>> BEGIN Data to process

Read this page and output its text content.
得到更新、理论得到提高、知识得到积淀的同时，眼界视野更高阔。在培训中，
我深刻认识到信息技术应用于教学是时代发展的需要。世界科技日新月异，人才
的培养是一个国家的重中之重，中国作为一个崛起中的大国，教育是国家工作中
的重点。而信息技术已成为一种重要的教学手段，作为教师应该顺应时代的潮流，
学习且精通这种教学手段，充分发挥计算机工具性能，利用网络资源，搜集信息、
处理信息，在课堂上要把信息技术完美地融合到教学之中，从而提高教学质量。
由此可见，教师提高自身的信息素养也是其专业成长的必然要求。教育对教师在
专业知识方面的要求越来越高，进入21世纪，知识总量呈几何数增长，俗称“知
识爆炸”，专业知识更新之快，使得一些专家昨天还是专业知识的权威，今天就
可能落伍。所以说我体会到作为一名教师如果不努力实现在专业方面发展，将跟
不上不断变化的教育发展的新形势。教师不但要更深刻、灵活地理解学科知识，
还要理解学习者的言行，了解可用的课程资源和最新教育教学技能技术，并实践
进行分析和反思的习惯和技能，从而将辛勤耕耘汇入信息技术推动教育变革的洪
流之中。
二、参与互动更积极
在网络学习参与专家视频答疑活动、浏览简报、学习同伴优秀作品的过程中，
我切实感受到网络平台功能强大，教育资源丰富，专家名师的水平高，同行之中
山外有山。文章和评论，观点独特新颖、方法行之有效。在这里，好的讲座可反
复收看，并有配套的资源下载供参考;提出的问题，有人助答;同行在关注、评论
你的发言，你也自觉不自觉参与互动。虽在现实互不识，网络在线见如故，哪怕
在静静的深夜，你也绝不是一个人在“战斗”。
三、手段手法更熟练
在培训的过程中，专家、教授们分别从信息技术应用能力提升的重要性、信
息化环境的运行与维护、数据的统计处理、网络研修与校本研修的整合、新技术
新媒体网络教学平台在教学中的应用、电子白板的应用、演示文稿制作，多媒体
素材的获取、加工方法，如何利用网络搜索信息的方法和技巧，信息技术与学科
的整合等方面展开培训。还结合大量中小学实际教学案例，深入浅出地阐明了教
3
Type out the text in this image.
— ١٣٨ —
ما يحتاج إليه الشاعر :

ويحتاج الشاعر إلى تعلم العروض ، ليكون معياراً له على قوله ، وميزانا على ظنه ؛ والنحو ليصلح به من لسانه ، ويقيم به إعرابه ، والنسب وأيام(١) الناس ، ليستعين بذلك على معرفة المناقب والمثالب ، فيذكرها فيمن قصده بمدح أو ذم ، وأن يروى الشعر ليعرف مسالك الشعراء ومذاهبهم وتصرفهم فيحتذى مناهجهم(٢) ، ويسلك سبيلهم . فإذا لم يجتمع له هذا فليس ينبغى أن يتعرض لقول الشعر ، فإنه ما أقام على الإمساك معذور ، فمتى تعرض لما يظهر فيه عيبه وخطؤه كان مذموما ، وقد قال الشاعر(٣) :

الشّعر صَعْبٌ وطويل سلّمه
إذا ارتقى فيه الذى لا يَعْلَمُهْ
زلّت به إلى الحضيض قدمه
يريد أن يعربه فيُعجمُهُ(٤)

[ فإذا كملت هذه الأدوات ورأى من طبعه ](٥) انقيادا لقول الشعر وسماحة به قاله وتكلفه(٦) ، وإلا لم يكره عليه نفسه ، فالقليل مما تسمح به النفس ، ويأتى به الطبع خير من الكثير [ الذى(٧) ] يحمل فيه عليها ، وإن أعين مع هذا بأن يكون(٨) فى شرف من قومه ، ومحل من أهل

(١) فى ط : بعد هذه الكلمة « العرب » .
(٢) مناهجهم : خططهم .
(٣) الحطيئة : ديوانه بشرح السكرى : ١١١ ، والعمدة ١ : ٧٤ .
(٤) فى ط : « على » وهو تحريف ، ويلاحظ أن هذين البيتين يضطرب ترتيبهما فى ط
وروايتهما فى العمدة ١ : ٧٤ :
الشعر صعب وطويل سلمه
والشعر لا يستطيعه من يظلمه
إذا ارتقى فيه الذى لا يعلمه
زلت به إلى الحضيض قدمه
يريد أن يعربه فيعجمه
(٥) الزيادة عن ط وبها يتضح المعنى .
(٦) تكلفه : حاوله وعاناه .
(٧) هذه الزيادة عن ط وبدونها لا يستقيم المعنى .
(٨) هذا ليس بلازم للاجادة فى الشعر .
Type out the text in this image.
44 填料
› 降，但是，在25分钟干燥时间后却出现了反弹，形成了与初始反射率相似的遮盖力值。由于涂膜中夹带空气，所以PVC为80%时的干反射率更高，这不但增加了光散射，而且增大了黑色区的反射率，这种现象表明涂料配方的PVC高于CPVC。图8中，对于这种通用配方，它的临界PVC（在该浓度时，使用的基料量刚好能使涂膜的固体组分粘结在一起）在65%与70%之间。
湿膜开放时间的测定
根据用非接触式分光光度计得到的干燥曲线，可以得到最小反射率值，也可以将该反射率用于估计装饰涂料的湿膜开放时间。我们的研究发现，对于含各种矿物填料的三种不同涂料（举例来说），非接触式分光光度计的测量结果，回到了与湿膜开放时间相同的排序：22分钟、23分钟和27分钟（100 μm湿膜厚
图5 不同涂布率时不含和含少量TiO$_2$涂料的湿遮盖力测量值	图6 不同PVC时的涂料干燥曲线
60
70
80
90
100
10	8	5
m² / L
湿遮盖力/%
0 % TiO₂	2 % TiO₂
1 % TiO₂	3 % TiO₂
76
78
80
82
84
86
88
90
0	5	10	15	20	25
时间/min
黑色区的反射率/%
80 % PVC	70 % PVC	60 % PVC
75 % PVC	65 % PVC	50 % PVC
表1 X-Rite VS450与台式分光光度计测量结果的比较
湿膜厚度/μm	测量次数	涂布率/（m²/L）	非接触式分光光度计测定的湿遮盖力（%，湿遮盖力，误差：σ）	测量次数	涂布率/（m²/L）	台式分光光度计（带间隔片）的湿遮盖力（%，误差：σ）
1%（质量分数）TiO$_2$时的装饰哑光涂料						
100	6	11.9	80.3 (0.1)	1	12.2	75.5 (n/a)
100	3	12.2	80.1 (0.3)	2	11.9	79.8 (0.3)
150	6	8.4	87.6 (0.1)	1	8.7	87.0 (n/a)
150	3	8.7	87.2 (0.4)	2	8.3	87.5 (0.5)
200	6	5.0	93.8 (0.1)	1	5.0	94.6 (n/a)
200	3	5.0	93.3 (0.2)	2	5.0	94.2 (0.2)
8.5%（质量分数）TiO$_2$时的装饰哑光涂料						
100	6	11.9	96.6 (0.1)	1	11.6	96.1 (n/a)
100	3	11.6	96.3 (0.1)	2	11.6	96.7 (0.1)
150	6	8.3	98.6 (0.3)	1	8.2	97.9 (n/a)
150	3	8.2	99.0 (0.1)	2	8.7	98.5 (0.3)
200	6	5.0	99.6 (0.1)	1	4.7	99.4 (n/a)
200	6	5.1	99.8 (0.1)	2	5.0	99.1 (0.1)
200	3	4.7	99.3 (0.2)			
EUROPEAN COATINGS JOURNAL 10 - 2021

>> END Data to process

Task to complete >>
Locate each line with the word "质量分数" and copy it.

Result >>
1%（质量分数）TiO$_2$时的装饰哑光涂料						
8.5%（质量分数）TiO$_2$时的装饰哑光涂料						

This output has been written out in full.